__Request__:
Identify every line in the records below that contains the word "delta", and reproduce each one.

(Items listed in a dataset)
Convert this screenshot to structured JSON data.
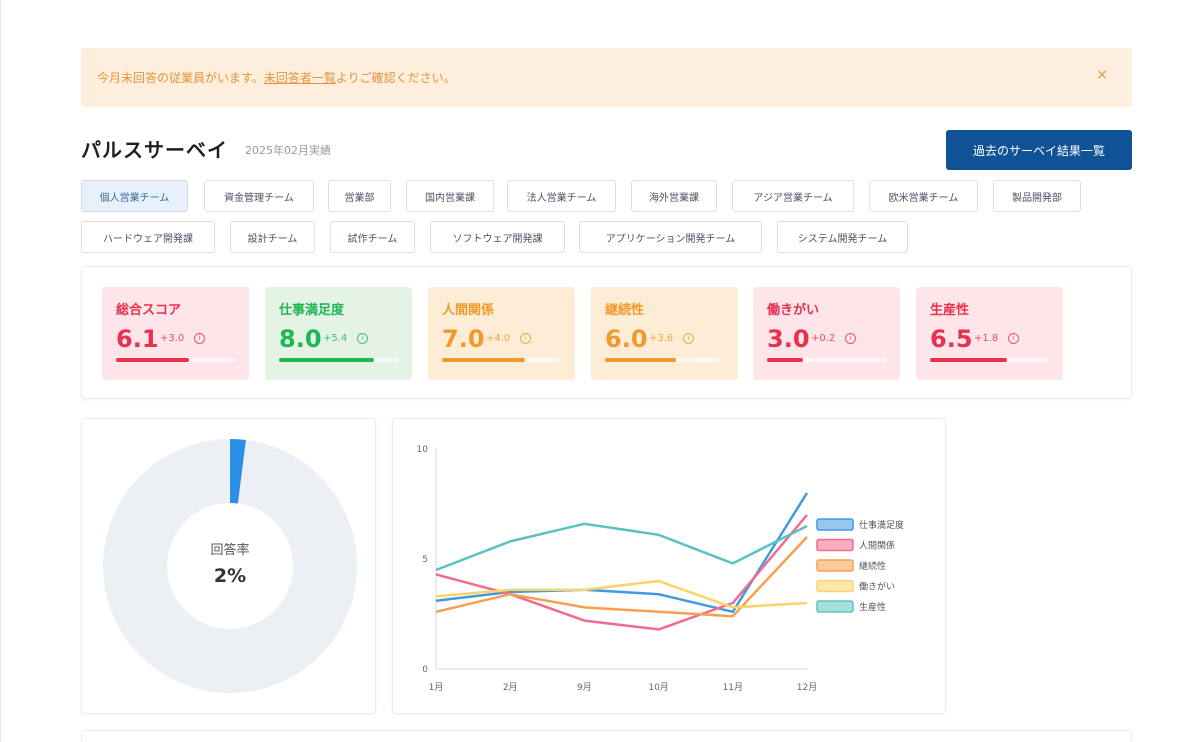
{
  "alert": {
    "text_before": "今月未回答の従業員がいます。",
    "link": "未回答者一覧",
    "text_after": "よりご確認ください。",
    "close": "×"
  },
  "header": {
    "title": "パルスサーベイ",
    "period": "2025年02月実績",
    "past_button": "過去のサーベイ結果一覧"
  },
  "teams": [
    {
      "label": "個人営業チーム",
      "active": true
    },
    {
      "label": "資金管理チーム",
      "active": false
    },
    {
      "label": "営業部",
      "active": false
    },
    {
      "label": "国内営業課",
      "active": false
    },
    {
      "label": "法人営業チーム",
      "active": false
    },
    {
      "label": "海外営業課",
      "active": false
    },
    {
      "label": "アジア営業チーム",
      "active": false
    },
    {
      "label": "欧米営業チーム",
      "active": false
    },
    {
      "label": "製品開発部",
      "active": false
    },
    {
      "label": "ハードウェア開発課",
      "active": false
    },
    {
      "label": "設計チーム",
      "active": false
    },
    {
      "label": "試作チーム",
      "active": false
    },
    {
      "label": "ソフトウェア開発課",
      "active": false
    },
    {
      "label": "アプリケーション開発チーム",
      "active": false
    },
    {
      "label": "システム開発チーム",
      "active": false
    }
  ],
  "kpis": [
    {
      "label": "総合スコア",
      "value": "6.1",
      "delta": "+3.0",
      "progress": 0.61,
      "color": "#e8304f",
      "bg": "#fde5e9"
    },
    {
      "label": "仕事満足度",
      "value": "8.0",
      "delta": "+5.4",
      "progress": 0.8,
      "color": "#1fb655",
      "bg": "#e4f3e4"
    },
    {
      "label": "人間関係",
      "value": "7.0",
      "delta": "+4.0",
      "progress": 0.7,
      "color": "#f19a2c",
      "bg": "#fdecd6"
    },
    {
      "label": "継続性",
      "value": "6.0",
      "delta": "+3.6",
      "progress": 0.6,
      "color": "#f19a2c",
      "bg": "#fdecd6"
    },
    {
      "label": "働きがい",
      "value": "3.0",
      "delta": "+0.2",
      "progress": 0.3,
      "color": "#e8304f",
      "bg": "#fde5e9"
    },
    {
      "label": "生産性",
      "value": "6.5",
      "delta": "+1.8",
      "progress": 0.65,
      "color": "#e8304f",
      "bg": "#fde5e9"
    }
  ],
  "info_glyph": "i",
  "response_rate": {
    "label": "回答率",
    "value_text": "2%",
    "fraction": 0.02,
    "color": "#2a8fe6",
    "track": "#eceff3"
  },
  "chart_data": {
    "type": "line",
    "categories": [
      "1月",
      "2月",
      "9月",
      "10月",
      "11月",
      "12月"
    ],
    "ylim": [
      0,
      10
    ],
    "yticks": [
      0,
      5,
      10
    ],
    "legend_position": "right",
    "series": [
      {
        "name": "仕事満足度",
        "color": "#3f9be0",
        "values": [
          3.1,
          3.5,
          3.6,
          3.4,
          2.6,
          8.0
        ]
      },
      {
        "name": "人間関係",
        "color": "#f26a8d",
        "values": [
          4.3,
          3.4,
          2.2,
          1.8,
          3.0,
          7.0
        ]
      },
      {
        "name": "継続性",
        "color": "#f6a04d",
        "values": [
          2.6,
          3.4,
          2.8,
          2.6,
          2.4,
          6.0
        ]
      },
      {
        "name": "働きがい",
        "color": "#fbd36a",
        "values": [
          3.3,
          3.6,
          3.6,
          4.0,
          2.8,
          3.0
        ]
      },
      {
        "name": "生産性",
        "color": "#5cc2c0",
        "values": [
          4.5,
          5.8,
          6.6,
          6.1,
          4.8,
          6.5
        ]
      }
    ]
  }
}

__Written reply__:
      "delta": "+3.0",
      "delta": "+5.4",
      "delta": "+4.0",
      "delta": "+3.6",
      "delta": "+0.2",
      "delta": "+1.8",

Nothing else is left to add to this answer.